> _Exercise description_
Check each line of the material. Copy those containing "values".

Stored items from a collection

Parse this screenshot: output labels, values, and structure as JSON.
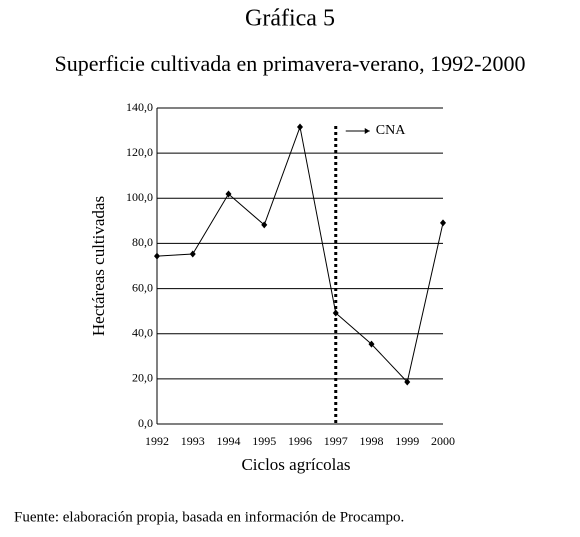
{
  "chart_data": {
    "type": "line",
    "title": "Gráfica 5",
    "subtitle": "Superficie cultivada en primavera-verano, 1992-2000",
    "y_label": "Hectáreas cultivadas",
    "x_label": "Ciclos agrícolas",
    "source": "Fuente: elaboración propia, basada en información de Procampo.",
    "categories": [
      "1992",
      "1993",
      "1994",
      "1995",
      "1996",
      "1997",
      "1998",
      "1999",
      "2000"
    ],
    "values": [
      74.4,
      75.3,
      101.9,
      88.2,
      131.6,
      49.2,
      35.4,
      18.6,
      89.1
    ],
    "color": "#000000",
    "ylim": [
      0,
      140
    ],
    "yticks": [
      {
        "value": 0,
        "label": "0,0"
      },
      {
        "value": 20,
        "label": "20,0"
      },
      {
        "value": 40,
        "label": "40,0"
      },
      {
        "value": 60,
        "label": "60,0"
      },
      {
        "value": 80,
        "label": "80,0"
      },
      {
        "value": 100,
        "label": "100,0"
      },
      {
        "value": 120,
        "label": "120,0"
      },
      {
        "value": 140,
        "label": "140,0"
      }
    ],
    "grid": true,
    "vline": {
      "at": "1997",
      "label": "CNA"
    }
  }
}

> _Response to the exercise_
Parse this screenshot: output labels, values, and structure as JSON.
    "values": [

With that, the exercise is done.